Figure record listings:
>>>>>

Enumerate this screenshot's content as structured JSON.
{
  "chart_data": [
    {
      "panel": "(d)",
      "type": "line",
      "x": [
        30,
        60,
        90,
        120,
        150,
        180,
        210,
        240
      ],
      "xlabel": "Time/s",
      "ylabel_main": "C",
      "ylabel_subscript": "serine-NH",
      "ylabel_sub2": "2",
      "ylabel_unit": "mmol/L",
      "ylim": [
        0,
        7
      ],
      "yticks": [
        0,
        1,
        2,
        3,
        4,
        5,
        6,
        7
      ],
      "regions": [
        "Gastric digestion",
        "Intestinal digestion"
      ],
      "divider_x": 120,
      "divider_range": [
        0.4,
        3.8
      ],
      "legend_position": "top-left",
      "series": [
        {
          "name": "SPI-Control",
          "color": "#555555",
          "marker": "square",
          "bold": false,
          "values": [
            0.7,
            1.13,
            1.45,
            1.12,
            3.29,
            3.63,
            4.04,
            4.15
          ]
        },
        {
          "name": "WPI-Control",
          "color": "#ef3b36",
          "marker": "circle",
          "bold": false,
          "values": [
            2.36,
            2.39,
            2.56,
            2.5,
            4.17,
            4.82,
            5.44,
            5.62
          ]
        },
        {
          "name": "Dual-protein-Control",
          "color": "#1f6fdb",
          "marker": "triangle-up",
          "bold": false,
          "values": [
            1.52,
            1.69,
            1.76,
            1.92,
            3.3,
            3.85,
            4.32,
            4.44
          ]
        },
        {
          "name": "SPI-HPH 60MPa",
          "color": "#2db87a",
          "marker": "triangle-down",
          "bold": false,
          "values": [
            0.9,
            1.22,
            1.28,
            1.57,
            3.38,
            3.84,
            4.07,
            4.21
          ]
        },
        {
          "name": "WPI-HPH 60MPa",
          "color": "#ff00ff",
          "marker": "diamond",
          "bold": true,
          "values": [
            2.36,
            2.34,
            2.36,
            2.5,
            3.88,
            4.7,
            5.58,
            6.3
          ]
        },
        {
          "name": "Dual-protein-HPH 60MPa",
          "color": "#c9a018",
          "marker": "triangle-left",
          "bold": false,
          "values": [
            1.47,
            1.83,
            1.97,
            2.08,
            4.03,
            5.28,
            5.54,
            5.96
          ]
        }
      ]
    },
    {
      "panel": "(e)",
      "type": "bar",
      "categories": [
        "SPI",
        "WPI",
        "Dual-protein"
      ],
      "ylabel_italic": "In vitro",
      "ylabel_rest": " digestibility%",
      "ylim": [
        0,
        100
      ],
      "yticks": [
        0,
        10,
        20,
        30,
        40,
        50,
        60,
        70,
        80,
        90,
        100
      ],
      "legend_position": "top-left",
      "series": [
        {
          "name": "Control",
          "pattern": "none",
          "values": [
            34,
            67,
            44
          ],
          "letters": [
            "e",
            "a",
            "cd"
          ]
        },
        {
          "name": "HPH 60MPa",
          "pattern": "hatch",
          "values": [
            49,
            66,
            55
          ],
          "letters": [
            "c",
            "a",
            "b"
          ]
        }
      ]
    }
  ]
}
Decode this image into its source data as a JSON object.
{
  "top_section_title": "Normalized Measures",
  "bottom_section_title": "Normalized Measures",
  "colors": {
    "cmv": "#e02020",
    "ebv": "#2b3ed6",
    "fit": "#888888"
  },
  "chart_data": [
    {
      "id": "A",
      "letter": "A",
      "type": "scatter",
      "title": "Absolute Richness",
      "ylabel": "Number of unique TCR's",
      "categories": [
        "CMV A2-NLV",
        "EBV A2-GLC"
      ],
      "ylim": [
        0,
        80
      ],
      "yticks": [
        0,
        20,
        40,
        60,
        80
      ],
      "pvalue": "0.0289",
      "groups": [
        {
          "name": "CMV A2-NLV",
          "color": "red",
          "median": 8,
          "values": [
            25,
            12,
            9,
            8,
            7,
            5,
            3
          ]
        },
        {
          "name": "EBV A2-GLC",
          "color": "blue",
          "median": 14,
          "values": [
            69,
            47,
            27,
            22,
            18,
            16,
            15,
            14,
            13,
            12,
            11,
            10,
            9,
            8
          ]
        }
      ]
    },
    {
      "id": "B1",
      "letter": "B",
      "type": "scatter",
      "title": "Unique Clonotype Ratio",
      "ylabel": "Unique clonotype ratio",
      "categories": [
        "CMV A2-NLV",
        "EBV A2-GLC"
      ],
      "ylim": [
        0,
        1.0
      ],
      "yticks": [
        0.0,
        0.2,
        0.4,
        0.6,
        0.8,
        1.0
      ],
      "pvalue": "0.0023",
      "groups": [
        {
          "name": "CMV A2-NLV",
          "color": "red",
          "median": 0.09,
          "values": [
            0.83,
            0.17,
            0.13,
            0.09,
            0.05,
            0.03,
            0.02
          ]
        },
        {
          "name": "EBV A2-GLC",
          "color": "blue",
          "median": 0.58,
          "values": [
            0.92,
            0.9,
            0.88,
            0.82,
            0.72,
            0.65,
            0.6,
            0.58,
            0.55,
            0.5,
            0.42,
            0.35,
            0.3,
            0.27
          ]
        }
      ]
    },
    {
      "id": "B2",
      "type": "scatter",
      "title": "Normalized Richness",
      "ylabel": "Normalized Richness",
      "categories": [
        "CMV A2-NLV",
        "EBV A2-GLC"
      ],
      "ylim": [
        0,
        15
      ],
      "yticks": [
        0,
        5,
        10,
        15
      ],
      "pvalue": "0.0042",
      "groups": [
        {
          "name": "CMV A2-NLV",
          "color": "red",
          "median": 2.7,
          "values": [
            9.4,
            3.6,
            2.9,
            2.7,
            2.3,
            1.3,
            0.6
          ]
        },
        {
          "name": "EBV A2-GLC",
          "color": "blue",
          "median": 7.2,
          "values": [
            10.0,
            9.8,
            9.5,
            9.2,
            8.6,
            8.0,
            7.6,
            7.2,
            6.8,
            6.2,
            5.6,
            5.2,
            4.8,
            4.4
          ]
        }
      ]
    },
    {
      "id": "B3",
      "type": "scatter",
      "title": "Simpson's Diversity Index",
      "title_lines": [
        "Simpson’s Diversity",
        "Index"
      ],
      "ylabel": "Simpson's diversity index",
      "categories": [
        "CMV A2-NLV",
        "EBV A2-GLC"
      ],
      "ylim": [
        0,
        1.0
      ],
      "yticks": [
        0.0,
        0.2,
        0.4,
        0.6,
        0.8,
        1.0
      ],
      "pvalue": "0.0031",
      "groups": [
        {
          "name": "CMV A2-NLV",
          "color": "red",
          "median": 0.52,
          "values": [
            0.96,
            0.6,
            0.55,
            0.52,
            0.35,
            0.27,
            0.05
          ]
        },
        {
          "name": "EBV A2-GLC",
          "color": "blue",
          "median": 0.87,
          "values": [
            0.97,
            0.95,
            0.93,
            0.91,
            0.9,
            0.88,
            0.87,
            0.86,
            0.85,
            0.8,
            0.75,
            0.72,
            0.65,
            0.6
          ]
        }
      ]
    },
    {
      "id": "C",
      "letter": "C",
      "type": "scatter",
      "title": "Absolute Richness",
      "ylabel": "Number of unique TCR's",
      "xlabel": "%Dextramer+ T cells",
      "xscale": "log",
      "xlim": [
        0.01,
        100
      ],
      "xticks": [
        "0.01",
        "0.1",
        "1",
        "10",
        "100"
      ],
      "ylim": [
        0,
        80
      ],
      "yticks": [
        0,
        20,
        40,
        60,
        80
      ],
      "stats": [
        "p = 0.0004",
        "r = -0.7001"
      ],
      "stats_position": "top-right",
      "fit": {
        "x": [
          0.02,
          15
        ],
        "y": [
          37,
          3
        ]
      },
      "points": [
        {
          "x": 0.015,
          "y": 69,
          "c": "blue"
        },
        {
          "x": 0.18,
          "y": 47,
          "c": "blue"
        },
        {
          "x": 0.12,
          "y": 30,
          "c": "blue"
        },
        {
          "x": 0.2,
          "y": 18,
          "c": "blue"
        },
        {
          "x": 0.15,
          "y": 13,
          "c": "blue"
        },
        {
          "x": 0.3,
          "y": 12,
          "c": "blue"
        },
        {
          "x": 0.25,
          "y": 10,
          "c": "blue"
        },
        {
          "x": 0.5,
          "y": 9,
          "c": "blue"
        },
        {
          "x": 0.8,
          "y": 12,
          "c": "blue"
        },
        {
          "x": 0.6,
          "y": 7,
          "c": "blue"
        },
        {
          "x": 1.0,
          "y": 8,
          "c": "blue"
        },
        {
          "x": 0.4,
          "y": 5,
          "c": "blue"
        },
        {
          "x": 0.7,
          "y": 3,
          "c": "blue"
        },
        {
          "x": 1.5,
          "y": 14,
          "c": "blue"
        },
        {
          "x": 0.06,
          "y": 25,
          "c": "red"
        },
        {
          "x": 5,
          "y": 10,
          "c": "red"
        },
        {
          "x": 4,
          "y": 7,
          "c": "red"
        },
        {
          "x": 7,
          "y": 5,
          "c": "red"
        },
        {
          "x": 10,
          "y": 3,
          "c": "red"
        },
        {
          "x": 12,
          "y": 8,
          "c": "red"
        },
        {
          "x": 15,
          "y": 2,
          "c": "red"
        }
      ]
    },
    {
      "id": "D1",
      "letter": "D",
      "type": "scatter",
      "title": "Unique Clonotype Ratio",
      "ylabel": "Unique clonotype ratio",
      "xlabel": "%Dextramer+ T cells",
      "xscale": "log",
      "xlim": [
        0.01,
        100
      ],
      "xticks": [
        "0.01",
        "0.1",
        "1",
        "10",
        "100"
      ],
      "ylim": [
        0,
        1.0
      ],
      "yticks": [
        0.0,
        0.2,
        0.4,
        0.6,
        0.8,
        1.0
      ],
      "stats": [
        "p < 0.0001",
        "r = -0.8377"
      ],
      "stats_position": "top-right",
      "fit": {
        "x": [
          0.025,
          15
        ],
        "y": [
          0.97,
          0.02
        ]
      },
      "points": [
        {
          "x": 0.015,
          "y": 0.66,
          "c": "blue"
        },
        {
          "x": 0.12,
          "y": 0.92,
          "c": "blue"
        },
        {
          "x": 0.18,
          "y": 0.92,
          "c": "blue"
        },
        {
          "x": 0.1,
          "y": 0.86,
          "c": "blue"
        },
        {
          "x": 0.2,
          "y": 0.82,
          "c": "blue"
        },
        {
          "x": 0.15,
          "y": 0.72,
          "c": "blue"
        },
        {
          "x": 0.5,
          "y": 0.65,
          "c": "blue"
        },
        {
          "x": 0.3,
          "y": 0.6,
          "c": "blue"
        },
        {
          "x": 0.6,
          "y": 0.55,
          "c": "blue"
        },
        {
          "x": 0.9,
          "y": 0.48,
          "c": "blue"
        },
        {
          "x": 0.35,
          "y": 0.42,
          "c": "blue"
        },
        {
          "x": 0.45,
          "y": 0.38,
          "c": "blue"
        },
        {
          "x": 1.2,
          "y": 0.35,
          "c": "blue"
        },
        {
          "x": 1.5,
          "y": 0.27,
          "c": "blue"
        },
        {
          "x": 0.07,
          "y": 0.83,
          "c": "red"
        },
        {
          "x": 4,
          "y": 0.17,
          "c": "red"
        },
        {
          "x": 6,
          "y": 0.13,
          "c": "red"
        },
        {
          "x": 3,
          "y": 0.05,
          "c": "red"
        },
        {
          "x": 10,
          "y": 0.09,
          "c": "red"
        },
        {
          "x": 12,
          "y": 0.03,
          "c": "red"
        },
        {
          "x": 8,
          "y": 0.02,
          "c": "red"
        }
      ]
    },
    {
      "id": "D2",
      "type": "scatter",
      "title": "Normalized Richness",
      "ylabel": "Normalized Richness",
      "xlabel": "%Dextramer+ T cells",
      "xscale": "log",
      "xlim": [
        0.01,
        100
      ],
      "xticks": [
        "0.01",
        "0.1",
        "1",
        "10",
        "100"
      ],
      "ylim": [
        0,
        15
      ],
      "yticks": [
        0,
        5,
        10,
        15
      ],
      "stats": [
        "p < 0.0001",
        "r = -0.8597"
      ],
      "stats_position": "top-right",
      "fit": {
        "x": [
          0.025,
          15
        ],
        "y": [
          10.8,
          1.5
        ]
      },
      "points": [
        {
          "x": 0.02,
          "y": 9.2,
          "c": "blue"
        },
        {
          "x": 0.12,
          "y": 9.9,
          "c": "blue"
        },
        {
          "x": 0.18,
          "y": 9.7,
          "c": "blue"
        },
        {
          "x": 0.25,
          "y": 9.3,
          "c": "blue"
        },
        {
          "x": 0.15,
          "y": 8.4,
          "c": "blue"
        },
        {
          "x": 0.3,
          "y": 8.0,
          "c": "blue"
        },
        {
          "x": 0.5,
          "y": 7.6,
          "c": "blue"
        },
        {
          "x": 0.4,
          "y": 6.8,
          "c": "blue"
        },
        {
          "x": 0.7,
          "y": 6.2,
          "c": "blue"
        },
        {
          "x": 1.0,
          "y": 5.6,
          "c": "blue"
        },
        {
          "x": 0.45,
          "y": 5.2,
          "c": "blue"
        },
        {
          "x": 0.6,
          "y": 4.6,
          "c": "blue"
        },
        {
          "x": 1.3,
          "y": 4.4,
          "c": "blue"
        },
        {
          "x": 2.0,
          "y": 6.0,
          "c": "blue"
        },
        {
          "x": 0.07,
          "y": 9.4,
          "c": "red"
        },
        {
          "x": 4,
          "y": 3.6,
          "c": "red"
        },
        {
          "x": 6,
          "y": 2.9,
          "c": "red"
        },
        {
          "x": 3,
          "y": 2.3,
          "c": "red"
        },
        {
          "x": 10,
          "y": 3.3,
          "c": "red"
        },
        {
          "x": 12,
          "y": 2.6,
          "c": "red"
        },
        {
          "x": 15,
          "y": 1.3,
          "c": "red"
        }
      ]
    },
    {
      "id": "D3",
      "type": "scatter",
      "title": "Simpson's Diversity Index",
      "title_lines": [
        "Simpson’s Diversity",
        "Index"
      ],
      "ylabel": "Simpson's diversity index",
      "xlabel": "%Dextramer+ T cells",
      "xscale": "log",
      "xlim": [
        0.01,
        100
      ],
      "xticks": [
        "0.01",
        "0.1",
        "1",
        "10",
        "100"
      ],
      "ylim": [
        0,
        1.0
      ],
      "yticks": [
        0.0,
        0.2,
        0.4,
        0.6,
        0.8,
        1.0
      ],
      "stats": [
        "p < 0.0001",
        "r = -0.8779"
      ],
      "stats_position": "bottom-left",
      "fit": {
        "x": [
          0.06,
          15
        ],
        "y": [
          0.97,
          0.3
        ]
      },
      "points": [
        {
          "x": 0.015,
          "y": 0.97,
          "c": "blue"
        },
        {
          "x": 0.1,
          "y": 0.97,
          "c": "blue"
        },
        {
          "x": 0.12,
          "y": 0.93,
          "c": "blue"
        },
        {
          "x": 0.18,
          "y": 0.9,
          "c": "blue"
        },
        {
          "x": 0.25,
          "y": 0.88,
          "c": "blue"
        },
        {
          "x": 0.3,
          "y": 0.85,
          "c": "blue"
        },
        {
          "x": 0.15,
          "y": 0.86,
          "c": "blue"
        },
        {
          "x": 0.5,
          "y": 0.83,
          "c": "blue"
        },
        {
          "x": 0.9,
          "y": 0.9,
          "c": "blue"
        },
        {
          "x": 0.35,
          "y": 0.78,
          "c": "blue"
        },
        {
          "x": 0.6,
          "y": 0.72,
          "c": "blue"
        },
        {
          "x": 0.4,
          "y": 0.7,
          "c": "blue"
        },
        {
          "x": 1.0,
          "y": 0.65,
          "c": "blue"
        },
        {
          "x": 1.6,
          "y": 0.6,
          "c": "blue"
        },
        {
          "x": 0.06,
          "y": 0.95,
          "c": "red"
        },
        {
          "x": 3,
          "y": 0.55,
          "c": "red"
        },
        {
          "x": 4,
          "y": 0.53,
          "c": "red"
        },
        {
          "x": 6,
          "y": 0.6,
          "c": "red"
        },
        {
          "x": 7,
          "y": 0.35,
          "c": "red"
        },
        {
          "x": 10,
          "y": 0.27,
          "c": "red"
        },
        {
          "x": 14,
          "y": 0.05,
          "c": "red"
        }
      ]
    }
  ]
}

<<<<<

[EXERCISE DETAILS]: Please report the number of lines in the data that include "pvalue", with no other words.

[WRITTEN ANSWER]: 4